_WHAT NEEDS TO BE DONE_
Copy out the data below verbatim.

_THE INPUT_

________________

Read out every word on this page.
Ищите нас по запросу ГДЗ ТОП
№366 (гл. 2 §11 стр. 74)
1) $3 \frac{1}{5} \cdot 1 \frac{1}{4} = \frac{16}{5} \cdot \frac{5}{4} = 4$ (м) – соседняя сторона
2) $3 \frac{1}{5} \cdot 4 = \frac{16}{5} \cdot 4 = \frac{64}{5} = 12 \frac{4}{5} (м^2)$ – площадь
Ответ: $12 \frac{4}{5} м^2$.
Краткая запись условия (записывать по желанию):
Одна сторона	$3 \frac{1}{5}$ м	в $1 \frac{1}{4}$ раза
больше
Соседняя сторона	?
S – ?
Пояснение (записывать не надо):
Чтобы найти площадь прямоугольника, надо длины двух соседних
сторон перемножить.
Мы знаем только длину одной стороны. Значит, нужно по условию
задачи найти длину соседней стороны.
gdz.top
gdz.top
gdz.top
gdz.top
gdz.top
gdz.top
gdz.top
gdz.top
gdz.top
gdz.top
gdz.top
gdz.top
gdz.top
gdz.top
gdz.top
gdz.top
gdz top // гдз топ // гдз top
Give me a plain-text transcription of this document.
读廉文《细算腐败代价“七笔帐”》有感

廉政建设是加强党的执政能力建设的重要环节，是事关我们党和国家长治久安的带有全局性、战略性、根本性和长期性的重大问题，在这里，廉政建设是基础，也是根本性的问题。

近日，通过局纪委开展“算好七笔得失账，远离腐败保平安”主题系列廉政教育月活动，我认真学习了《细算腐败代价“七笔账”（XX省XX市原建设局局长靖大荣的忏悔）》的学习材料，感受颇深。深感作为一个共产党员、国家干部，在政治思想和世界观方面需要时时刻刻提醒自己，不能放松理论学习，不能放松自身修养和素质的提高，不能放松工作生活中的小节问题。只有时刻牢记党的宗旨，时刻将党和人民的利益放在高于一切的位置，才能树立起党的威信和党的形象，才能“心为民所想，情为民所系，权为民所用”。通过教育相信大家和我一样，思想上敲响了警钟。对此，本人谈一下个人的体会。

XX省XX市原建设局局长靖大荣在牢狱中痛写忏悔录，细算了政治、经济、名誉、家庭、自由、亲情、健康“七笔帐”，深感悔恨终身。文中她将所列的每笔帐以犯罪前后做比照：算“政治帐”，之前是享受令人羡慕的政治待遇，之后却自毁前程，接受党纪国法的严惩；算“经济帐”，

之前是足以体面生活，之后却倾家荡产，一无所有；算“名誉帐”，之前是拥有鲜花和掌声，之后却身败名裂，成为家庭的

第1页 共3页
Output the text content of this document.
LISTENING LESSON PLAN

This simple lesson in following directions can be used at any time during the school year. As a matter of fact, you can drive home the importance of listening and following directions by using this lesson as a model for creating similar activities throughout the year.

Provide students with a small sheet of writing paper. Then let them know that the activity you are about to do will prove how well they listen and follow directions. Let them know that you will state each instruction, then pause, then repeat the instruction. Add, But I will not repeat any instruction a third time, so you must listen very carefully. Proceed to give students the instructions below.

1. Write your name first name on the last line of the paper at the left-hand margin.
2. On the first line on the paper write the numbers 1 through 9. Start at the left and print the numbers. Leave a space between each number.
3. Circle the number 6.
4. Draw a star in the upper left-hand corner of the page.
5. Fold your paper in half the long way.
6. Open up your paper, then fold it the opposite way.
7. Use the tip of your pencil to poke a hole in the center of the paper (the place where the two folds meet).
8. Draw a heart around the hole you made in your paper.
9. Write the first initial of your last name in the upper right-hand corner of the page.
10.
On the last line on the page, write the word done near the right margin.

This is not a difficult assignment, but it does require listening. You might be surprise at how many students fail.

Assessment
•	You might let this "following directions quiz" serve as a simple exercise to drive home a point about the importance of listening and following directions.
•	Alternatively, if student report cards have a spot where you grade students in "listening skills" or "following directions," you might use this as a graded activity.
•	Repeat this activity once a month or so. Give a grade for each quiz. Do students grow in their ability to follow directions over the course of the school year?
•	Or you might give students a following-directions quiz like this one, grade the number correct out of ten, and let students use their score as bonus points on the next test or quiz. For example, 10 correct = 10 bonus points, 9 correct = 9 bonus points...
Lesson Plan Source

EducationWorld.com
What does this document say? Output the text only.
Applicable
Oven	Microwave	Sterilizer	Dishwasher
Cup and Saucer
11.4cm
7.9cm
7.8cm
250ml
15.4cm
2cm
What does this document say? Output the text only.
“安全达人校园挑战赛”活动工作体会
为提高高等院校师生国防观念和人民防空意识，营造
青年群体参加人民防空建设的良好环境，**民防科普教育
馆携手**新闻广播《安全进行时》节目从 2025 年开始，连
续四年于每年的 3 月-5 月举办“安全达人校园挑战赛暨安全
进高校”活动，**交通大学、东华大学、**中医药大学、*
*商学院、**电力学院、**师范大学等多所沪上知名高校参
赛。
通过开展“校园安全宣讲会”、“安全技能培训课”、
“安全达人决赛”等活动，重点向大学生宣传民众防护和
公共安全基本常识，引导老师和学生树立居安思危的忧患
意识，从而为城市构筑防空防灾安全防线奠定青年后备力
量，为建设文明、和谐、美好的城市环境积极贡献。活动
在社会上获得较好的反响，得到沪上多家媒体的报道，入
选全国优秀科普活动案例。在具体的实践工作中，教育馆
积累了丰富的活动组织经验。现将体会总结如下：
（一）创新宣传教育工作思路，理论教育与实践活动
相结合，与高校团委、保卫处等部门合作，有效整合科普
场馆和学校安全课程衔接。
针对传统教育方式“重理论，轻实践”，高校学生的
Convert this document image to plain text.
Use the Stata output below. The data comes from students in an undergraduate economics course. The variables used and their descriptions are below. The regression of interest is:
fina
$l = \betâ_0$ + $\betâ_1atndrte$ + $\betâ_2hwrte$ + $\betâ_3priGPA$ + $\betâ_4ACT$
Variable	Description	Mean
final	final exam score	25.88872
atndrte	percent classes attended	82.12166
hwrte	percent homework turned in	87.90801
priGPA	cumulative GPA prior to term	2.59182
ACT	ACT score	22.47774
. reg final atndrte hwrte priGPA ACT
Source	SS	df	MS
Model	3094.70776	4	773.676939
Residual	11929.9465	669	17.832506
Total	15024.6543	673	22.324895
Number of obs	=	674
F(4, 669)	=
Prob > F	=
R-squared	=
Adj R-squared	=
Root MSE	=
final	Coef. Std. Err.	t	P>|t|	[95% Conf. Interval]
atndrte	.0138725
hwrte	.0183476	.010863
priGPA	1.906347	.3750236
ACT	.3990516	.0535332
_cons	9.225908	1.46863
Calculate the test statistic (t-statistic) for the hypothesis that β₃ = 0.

________________

_TASK SOLUTION_
Read out every word on this page.
Ищите нас по запросу ГДЗ ТОП
№366 (гл. 2 §11 стр. 74)
1) $3 \frac{1}{5} \cdot 1 \frac{1}{4} = \frac{16}{5} \cdot \frac{5}{4} = 4$ (м) – соседняя сторона
2) $3 \frac{1}{5} \cdot 4 = \frac{16}{5} \cdot 4 = \frac{64}{5} = 12 \frac{4}{5} (м^2)$ – площадь
Ответ: $12 \frac{4}{5} м^2$.
Краткая запись условия (записывать по желанию):
Одна сторона	$3 \frac{1}{5}$ м	в $1 \frac{1}{4}$ раза
больше
Соседняя сторона	?
S – ?
Пояснение (записывать не надо):
Чтобы найти площадь прямоугольника, надо длины двух соседних
сторон перемножить.
Мы знаем только длину одной стороны. Значит, нужно по условию
задачи найти длину соседней стороны.
gdz.top
gdz.top
gdz.top
gdz.top
gdz.top
gdz.top
gdz.top
gdz.top
gdz.top
gdz.top
gdz.top
gdz.top
gdz.top
gdz.top
gdz.top
gdz.top
gdz top // гдз топ // гдз top
Give me a plain-text transcription of this document.
读廉文《细算腐败代价“七笔帐”》有感

廉政建设是加强党的执政能力建设的重要环节，是事关我们党和国家长治久安的带有全局性、战略性、根本性和长期性的重大问题，在这里，廉政建设是基础，也是根本性的问题。

近日，通过局纪委开展“算好七笔得失账，远离腐败保平安”主题系列廉政教育月活动，我认真学习了《细算腐败代价“七笔账”（XX省XX市原建设局局长靖大荣的忏悔）》的学习材料，感受颇深。深感作为一个共产党员、国家干部，在政治思想和世界观方面需要时时刻刻提醒自己，不能放松理论学习，不能放松自身修养和素质的提高，不能放松工作生活中的小节问题。只有时刻牢记党的宗旨，时刻将党和人民的利益放在高于一切的位置，才能树立起党的威信和党的形象，才能“心为民所想，情为民所系，权为民所用”。通过教育相信大家和我一样，思想上敲响了警钟。对此，本人谈一下个人的体会。

XX省XX市原建设局局长靖大荣在牢狱中痛写忏悔录，细算了政治、经济、名誉、家庭、自由、亲情、健康“七笔帐”，深感悔恨终身。文中她将所列的每笔帐以犯罪前后做比照：算“政治帐”，之前是享受令人羡慕的政治待遇，之后却自毁前程，接受党纪国法的严惩；算“经济帐”，

之前是足以体面生活，之后却倾家荡产，一无所有；算“名誉帐”，之前是拥有鲜花和掌声，之后却身败名裂，成为家庭的

第1页 共3页
Output the text content of this document.
LISTENING LESSON PLAN

This simple lesson in following directions can be used at any time during the school year. As a matter of fact, you can drive home the importance of listening and following directions by using this lesson as a model for creating similar activities throughout the year.

Provide students with a small sheet of writing paper. Then let them know that the activity you are about to do will prove how well they listen and follow directions. Let them know that you will state each instruction, then pause, then repeat the instruction. Add, But I will not repeat any instruction a third time, so you must listen very carefully. Proceed to give students the instructions below.

1. Write your name first name on the last line of the paper at the left-hand margin.
2. On the first line on the paper write the numbers 1 through 9. Start at the left and print the numbers. Leave a space between each number.
3. Circle the number 6.
4. Draw a star in the upper left-hand corner of the page.
5. Fold your paper in half the long way.
6. Open up your paper, then fold it the opposite way.
7. Use the tip of your pencil to poke a hole in the center of the paper (the place where the two folds meet).
8. Draw a heart around the hole you made in your paper.
9. Write the first initial of your last name in the upper right-hand corner of the page.
10.
On the last line on the page, write the word done near the right margin.

This is not a difficult assignment, but it does require listening. You might be surprise at how many students fail.

Assessment
•	You might let this "following directions quiz" serve as a simple exercise to drive home a point about the importance of listening and following directions.
•	Alternatively, if student report cards have a spot where you grade students in "listening skills" or "following directions," you might use this as a graded activity.
•	Repeat this activity once a month or so. Give a grade for each quiz. Do students grow in their ability to follow directions over the course of the school year?
•	Or you might give students a following-directions quiz like this one, grade the number correct out of ten, and let students use their score as bonus points on the next test or quiz. For example, 10 correct = 10 bonus points, 9 correct = 9 bonus points...
Lesson Plan Source

EducationWorld.com
What does this document say? Output the text only.
Applicable
Oven	Microwave	Sterilizer	Dishwasher
Cup and Saucer
11.4cm
7.9cm
7.8cm
250ml
15.4cm
2cm
What does this document say? Output the text only.
“安全达人校园挑战赛”活动工作体会
为提高高等院校师生国防观念和人民防空意识，营造
青年群体参加人民防空建设的良好环境，**民防科普教育
馆携手**新闻广播《安全进行时》节目从 2025 年开始，连
续四年于每年的 3 月-5 月举办“安全达人校园挑战赛暨安全
进高校”活动，**交通大学、东华大学、**中医药大学、*
*商学院、**电力学院、**师范大学等多所沪上知名高校参
赛。
通过开展“校园安全宣讲会”、“安全技能培训课”、
“安全达人决赛”等活动，重点向大学生宣传民众防护和
公共安全基本常识，引导老师和学生树立居安思危的忧患
意识，从而为城市构筑防空防灾安全防线奠定青年后备力
量，为建设文明、和谐、美好的城市环境积极贡献。活动
在社会上获得较好的反响，得到沪上多家媒体的报道，入
选全国优秀科普活动案例。在具体的实践工作中，教育馆
积累了丰富的活动组织经验。现将体会总结如下：
（一）创新宣传教育工作思路，理论教育与实践活动
相结合，与高校团委、保卫处等部门合作，有效整合科普
场馆和学校安全课程衔接。
针对传统教育方式“重理论，轻实践”，高校学生的
Convert this document image to plain text.
Use the Stata output below. The data comes from students in an undergraduate economics course. The variables used and their descriptions are below. The regression of interest is:
fina
$l = \betâ_0$ + $\betâ_1atndrte$ + $\betâ_2hwrte$ + $\betâ_3priGPA$ + $\betâ_4ACT$
Variable	Description	Mean
final	final exam score	25.88872
atndrte	percent classes attended	82.12166
hwrte	percent homework turned in	87.90801
priGPA	cumulative GPA prior to term	2.59182
ACT	ACT score	22.47774
. reg final atndrte hwrte priGPA ACT
Source	SS	df	MS
Model	3094.70776	4	773.676939
Residual	11929.9465	669	17.832506
Total	15024.6543	673	22.324895
Number of obs	=	674
F(4, 669)	=
Prob > F	=
R-squared	=
Adj R-squared	=
Root MSE	=
final	Coef. Std. Err.	t	P>|t|	[95% Conf. Interval]
atndrte	.0138725
hwrte	.0183476	.010863
priGPA	1.906347	.3750236
ACT	.3990516	.0535332
_cons	9.225908	1.46863
Calculate the test statistic (t-statistic) for the hypothesis that β₃ = 0.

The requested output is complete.